TASK DATA start
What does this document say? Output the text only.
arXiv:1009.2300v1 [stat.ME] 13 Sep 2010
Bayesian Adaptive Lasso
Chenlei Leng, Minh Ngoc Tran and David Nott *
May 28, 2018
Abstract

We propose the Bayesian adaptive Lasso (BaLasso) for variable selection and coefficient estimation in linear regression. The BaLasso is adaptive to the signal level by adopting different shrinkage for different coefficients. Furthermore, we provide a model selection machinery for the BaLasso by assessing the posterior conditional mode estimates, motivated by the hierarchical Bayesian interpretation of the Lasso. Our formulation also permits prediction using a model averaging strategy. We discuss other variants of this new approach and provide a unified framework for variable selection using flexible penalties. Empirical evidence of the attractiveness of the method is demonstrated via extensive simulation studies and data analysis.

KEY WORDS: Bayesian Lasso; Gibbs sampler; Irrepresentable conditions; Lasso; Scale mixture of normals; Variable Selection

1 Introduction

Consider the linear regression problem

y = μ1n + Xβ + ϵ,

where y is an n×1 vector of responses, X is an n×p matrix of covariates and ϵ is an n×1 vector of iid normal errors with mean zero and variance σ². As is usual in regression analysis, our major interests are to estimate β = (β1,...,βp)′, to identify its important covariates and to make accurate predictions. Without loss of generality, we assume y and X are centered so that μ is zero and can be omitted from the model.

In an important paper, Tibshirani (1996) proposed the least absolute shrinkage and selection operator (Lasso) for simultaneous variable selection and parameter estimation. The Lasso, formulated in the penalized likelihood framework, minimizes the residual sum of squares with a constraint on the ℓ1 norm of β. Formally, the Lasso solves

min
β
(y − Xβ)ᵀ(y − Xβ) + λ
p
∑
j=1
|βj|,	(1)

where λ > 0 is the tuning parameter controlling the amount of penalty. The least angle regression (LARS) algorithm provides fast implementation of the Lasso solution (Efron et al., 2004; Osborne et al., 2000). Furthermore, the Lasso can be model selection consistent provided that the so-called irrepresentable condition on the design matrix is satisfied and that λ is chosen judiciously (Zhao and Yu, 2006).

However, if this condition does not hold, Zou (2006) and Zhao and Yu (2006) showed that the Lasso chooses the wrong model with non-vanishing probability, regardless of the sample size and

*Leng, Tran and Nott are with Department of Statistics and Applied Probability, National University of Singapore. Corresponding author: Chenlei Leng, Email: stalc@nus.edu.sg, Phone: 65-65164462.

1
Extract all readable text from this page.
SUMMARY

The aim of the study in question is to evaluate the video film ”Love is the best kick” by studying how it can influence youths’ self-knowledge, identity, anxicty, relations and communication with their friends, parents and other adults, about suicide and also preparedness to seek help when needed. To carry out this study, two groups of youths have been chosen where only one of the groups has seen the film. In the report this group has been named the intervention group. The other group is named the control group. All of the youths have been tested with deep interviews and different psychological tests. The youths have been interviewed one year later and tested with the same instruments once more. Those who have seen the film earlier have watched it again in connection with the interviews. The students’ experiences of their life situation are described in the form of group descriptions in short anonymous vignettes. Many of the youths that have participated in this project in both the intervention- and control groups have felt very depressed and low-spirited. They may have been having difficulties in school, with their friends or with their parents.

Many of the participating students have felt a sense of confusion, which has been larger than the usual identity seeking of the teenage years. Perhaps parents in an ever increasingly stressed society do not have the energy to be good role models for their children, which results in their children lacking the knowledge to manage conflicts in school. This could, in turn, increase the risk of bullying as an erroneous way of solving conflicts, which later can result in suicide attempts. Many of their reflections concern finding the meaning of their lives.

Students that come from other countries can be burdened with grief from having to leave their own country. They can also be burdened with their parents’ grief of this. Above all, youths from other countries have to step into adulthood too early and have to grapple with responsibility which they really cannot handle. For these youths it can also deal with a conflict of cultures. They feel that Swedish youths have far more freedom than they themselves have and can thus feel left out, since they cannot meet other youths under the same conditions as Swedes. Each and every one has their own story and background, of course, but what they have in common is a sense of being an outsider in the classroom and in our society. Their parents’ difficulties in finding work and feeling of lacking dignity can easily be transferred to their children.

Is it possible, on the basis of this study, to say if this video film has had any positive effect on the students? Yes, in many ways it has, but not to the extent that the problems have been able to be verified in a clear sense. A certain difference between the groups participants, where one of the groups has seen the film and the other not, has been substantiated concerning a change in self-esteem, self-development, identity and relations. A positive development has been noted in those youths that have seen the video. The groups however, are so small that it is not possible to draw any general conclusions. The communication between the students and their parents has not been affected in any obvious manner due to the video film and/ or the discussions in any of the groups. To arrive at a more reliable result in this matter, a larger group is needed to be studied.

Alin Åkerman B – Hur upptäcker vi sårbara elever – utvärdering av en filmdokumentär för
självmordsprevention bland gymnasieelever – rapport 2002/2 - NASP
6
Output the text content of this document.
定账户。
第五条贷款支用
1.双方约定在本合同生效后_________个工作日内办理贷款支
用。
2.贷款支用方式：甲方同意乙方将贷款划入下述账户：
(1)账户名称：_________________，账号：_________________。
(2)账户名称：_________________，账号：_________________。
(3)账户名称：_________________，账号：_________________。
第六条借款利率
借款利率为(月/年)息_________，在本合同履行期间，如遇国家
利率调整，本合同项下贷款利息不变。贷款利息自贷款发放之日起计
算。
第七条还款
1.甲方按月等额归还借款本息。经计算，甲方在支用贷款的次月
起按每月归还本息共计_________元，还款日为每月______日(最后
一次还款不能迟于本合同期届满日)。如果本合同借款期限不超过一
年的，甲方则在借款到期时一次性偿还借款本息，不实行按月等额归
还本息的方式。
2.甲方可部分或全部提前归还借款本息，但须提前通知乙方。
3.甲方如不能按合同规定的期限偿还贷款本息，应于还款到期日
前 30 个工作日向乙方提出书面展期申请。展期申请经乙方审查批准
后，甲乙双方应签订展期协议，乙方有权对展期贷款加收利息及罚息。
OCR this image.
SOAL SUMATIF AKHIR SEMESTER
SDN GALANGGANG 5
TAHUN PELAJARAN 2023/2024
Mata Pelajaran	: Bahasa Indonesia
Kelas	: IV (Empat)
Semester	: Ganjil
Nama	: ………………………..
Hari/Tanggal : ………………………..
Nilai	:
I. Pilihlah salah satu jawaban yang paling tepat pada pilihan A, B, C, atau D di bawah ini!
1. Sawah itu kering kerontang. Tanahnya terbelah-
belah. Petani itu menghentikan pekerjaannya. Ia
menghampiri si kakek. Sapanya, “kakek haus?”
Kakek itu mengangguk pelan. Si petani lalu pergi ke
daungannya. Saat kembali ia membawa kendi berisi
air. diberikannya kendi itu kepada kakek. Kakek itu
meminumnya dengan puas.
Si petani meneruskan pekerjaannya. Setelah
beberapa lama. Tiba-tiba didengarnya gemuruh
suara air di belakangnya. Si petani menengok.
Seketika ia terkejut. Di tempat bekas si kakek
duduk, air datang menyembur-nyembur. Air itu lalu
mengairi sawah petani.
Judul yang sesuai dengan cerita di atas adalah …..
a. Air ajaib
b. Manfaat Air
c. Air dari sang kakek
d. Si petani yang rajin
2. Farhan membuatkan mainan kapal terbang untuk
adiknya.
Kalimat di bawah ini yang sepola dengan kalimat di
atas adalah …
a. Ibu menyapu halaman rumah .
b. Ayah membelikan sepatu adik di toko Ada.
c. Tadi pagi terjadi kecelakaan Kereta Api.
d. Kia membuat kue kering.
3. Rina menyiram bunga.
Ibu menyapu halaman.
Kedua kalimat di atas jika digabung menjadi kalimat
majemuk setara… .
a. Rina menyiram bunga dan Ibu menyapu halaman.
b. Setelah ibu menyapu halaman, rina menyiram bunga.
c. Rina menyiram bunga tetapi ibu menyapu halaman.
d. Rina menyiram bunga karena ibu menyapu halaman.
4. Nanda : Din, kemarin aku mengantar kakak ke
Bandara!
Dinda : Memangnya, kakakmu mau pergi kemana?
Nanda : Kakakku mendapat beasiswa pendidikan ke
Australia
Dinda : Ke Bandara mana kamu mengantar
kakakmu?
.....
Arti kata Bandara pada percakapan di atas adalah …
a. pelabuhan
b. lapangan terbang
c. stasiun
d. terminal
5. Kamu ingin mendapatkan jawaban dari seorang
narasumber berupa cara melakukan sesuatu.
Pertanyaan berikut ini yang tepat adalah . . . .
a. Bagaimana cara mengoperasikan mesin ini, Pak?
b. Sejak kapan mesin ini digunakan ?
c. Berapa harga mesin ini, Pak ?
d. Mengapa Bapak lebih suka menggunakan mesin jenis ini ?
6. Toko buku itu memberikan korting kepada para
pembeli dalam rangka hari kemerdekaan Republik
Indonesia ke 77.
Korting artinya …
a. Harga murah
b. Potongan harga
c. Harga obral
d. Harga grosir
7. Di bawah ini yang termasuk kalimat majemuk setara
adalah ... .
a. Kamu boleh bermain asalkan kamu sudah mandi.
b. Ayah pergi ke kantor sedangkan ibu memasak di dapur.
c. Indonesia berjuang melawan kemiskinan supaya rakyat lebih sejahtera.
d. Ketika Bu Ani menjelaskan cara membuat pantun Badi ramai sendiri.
TASK DATA end
- [GOAL OF THE EXERCISE]
Show every line from the listing above in which the string "kendi" appears.

- [THE RESPONSE]
daungannya. Saat kembali ia membawa kendi berisi
air. diberikannya kendi itu kepada kakek. Kakek itu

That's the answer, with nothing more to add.